Given data below:

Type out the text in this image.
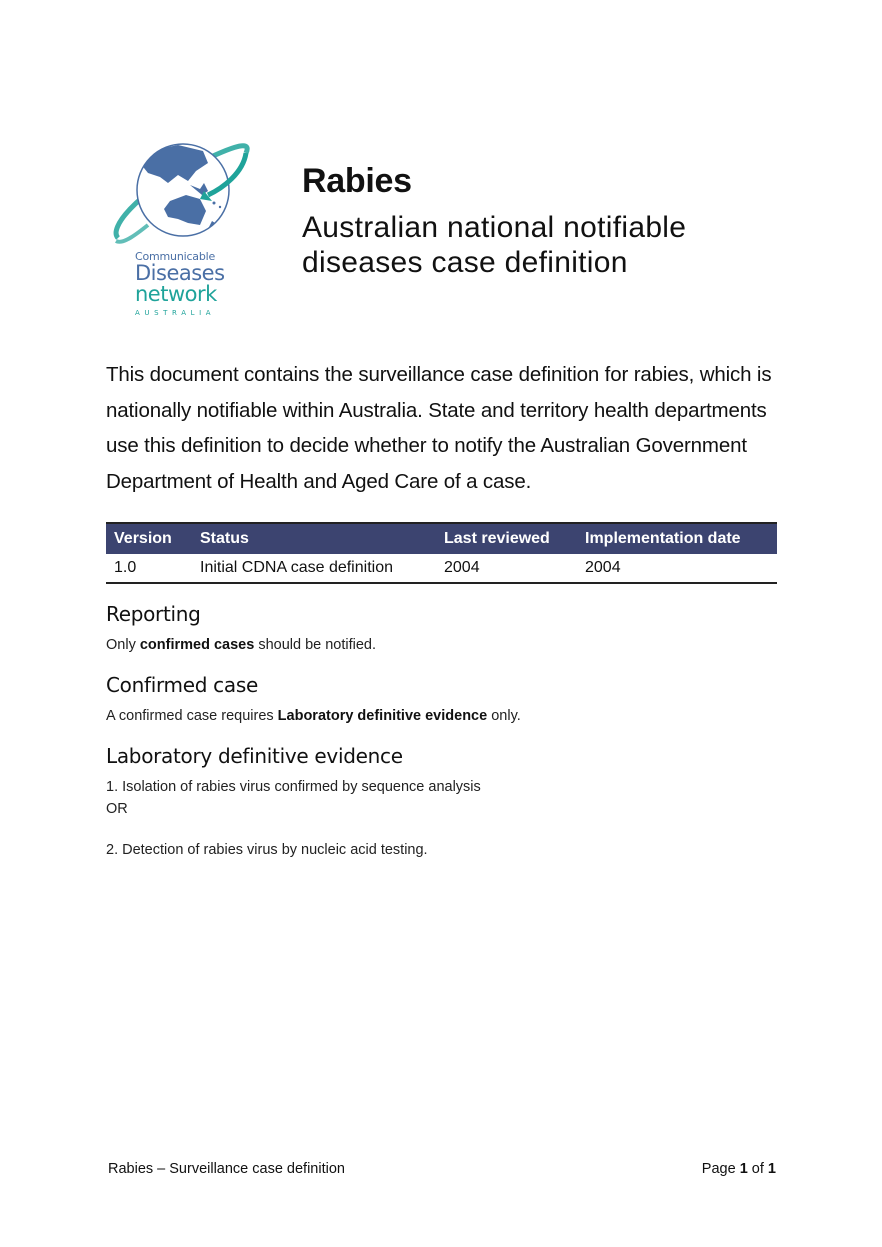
Communicable
Diseases
network
AUSTRALIA
Rabies
Australian national notifiable diseases case definition
This document contains the surveillance case definition for rabies, which is nationally notifiable within Australia. State and territory health departments use this definition to decide whether to notify the Australian Government Department of Health and Aged Care of a case.
Version	Status	Last reviewed	Implementation date
1.0	Initial CDNA case definition	2004	2004
Reporting
Only confirmed cases should be notified.
Confirmed case
A confirmed case requires Laboratory definitive evidence only.
Laboratory definitive evidence
1. Isolation of rabies virus confirmed by sequence analysis
OR
2. Detection of rabies virus by nucleic acid testing.
Rabies – Surveillance case definition	Page 1 of 1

End of Given data.

What you need to do:
Tally every line in the listing that holds "Australian" and answer with the total only.

Exercise answer:
2